-- WHAT TO DO --
Leave out any pictures and transcribe all other data below exactly.
···
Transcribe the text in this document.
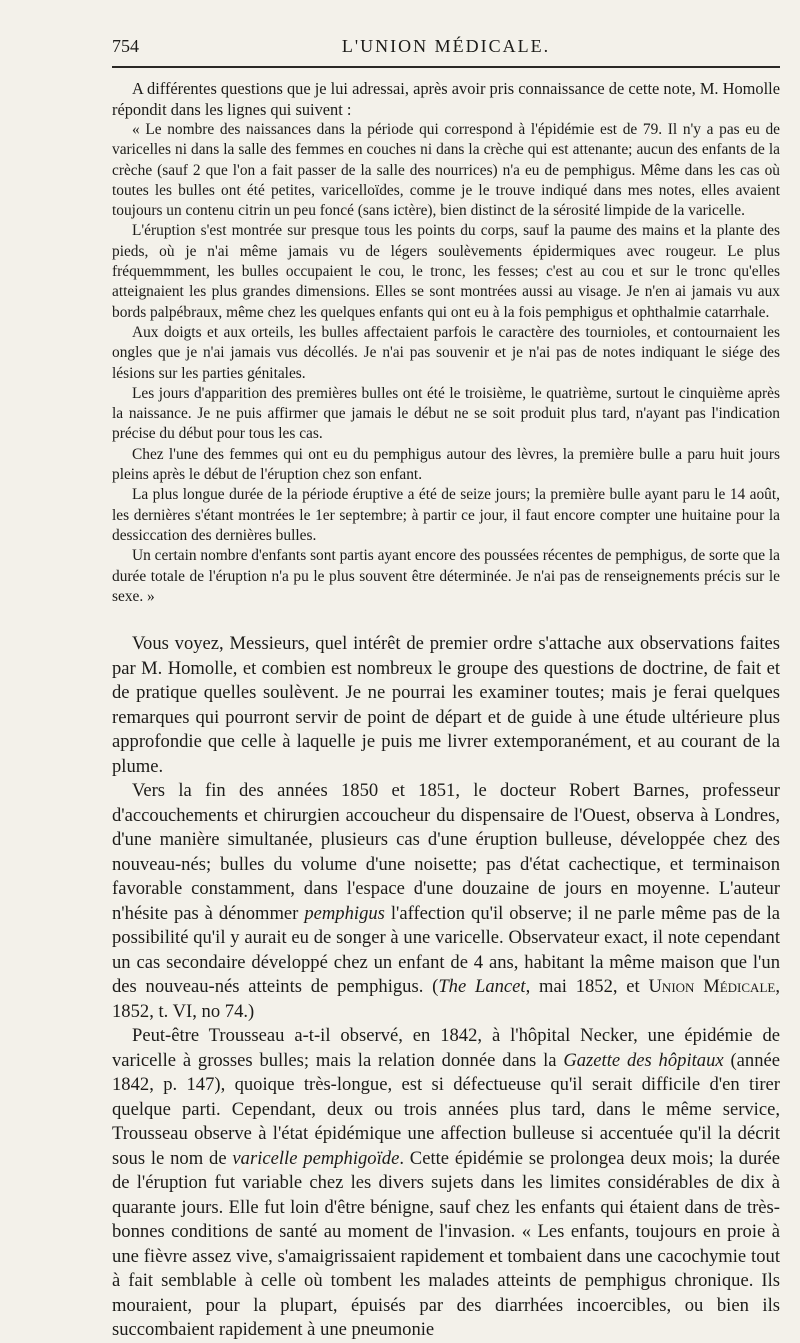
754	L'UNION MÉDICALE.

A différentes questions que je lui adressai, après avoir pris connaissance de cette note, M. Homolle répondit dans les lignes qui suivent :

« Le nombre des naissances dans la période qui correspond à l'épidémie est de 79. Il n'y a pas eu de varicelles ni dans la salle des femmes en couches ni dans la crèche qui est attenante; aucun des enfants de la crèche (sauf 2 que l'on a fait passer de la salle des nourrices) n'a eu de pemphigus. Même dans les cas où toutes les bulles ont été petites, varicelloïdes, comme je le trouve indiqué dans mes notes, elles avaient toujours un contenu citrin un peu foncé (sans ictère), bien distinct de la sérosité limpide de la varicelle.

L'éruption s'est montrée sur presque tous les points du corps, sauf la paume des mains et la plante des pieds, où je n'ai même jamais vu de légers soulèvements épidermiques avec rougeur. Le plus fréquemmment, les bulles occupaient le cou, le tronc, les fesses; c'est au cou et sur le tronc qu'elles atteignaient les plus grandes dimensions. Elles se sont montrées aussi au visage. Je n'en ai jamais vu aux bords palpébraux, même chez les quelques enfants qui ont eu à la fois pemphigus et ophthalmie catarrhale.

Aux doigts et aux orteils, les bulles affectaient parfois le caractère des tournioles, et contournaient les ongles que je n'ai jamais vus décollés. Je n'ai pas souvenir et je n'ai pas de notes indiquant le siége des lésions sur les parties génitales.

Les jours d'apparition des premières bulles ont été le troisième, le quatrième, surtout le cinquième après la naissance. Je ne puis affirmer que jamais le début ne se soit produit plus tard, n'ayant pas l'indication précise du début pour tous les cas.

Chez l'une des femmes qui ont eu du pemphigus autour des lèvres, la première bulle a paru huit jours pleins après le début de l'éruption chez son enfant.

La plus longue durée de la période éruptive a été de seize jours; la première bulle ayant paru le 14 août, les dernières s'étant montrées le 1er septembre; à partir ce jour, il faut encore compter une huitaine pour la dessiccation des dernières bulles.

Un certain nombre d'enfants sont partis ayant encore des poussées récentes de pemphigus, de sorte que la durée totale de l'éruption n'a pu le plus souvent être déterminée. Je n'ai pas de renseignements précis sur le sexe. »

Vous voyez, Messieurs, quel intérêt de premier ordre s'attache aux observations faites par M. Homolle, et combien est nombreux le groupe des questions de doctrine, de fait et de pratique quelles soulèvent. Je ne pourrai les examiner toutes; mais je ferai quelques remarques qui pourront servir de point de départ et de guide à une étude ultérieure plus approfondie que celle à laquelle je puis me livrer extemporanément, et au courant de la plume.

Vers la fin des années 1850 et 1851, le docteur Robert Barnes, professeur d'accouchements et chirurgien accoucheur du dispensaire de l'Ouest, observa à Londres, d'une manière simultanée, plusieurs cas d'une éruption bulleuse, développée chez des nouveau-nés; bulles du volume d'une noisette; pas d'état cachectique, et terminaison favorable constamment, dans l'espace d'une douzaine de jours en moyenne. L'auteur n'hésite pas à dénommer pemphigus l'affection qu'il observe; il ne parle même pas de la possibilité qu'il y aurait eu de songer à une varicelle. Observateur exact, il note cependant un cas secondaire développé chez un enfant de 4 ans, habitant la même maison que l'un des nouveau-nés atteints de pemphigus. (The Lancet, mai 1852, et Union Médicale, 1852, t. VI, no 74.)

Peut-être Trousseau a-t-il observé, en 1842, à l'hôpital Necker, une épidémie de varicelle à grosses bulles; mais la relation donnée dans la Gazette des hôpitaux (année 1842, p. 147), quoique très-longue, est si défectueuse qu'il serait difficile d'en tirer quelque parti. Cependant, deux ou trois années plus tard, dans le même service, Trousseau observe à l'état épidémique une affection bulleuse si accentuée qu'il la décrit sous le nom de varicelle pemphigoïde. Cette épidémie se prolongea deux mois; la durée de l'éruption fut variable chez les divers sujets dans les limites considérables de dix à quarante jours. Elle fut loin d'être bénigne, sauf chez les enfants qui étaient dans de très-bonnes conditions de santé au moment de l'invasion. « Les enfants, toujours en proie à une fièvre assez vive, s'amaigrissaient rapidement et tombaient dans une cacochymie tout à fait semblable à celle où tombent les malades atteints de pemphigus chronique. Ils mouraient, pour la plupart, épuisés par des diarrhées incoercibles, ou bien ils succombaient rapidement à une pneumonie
···
-- EXERCISE SOLUTION --
Transcribe the text in this document.
754	L'UNION MÉDICALE.

A différentes questions que je lui adressai, après avoir pris connaissance de cette note, M. Homolle répondit dans les lignes qui suivent :

« Le nombre des naissances dans la période qui correspond à l'épidémie est de 79. Il n'y a pas eu de varicelles ni dans la salle des femmes en couches ni dans la crèche qui est attenante; aucun des enfants de la crèche (sauf 2 que l'on a fait passer de la salle des nourrices) n'a eu de pemphigus. Même dans les cas où toutes les bulles ont été petites, varicelloïdes, comme je le trouve indiqué dans mes notes, elles avaient toujours un contenu citrin un peu foncé (sans ictère), bien distinct de la sérosité limpide de la varicelle.

L'éruption s'est montrée sur presque tous les points du corps, sauf la paume des mains et la plante des pieds, où je n'ai même jamais vu de légers soulèvements épidermiques avec rougeur. Le plus fréquemmment, les bulles occupaient le cou, le tronc, les fesses; c'est au cou et sur le tronc qu'elles atteignaient les plus grandes dimensions. Elles se sont montrées aussi au visage. Je n'en ai jamais vu aux bords palpébraux, même chez les quelques enfants qui ont eu à la fois pemphigus et ophthalmie catarrhale.

Aux doigts et aux orteils, les bulles affectaient parfois le caractère des tournioles, et contournaient les ongles que je n'ai jamais vus décollés. Je n'ai pas souvenir et je n'ai pas de notes indiquant le siége des lésions sur les parties génitales.

Les jours d'apparition des premières bulles ont été le troisième, le quatrième, surtout le cinquième après la naissance. Je ne puis affirmer que jamais le début ne se soit produit plus tard, n'ayant pas l'indication précise du début pour tous les cas.

Chez l'une des femmes qui ont eu du pemphigus autour des lèvres, la première bulle a paru huit jours pleins après le début de l'éruption chez son enfant.

La plus longue durée de la période éruptive a été de seize jours; la première bulle ayant paru le 14 août, les dernières s'étant montrées le 1er septembre; à partir ce jour, il faut encore compter une huitaine pour la dessiccation des dernières bulles.

Un certain nombre d'enfants sont partis ayant encore des poussées récentes de pemphigus, de sorte que la durée totale de l'éruption n'a pu le plus souvent être déterminée. Je n'ai pas de renseignements précis sur le sexe. »

Vous voyez, Messieurs, quel intérêt de premier ordre s'attache aux observations faites par M. Homolle, et combien est nombreux le groupe des questions de doctrine, de fait et de pratique quelles soulèvent. Je ne pourrai les examiner toutes; mais je ferai quelques remarques qui pourront servir de point de départ et de guide à une étude ultérieure plus approfondie que celle à laquelle je puis me livrer extemporanément, et au courant de la plume.

Vers la fin des années 1850 et 1851, le docteur Robert Barnes, professeur d'accouchements et chirurgien accoucheur du dispensaire de l'Ouest, observa à Londres, d'une manière simultanée, plusieurs cas d'une éruption bulleuse, développée chez des nouveau-nés; bulles du volume d'une noisette; pas d'état cachectique, et terminaison favorable constamment, dans l'espace d'une douzaine de jours en moyenne. L'auteur n'hésite pas à dénommer pemphigus l'affection qu'il observe; il ne parle même pas de la possibilité qu'il y aurait eu de songer à une varicelle. Observateur exact, il note cependant un cas secondaire développé chez un enfant de 4 ans, habitant la même maison que l'un des nouveau-nés atteints de pemphigus. (The Lancet, mai 1852, et Union Médicale, 1852, t. VI, no 74.)

Peut-être Trousseau a-t-il observé, en 1842, à l'hôpital Necker, une épidémie de varicelle à grosses bulles; mais la relation donnée dans la Gazette des hôpitaux (année 1842, p. 147), quoique très-longue, est si défectueuse qu'il serait difficile d'en tirer quelque parti. Cependant, deux ou trois années plus tard, dans le même service, Trousseau observe à l'état épidémique une affection bulleuse si accentuée qu'il la décrit sous le nom de varicelle pemphigoïde. Cette épidémie se prolongea deux mois; la durée de l'éruption fut variable chez les divers sujets dans les limites considérables de dix à quarante jours. Elle fut loin d'être bénigne, sauf chez les enfants qui étaient dans de très-bonnes conditions de santé au moment de l'invasion. « Les enfants, toujours en proie à une fièvre assez vive, s'amaigrissaient rapidement et tombaient dans une cacochymie tout à fait semblable à celle où tombent les malades atteints de pemphigus chronique. Ils mouraient, pour la plupart, épuisés par des diarrhées incoercibles, ou bien ils succombaient rapidement à une pneumonie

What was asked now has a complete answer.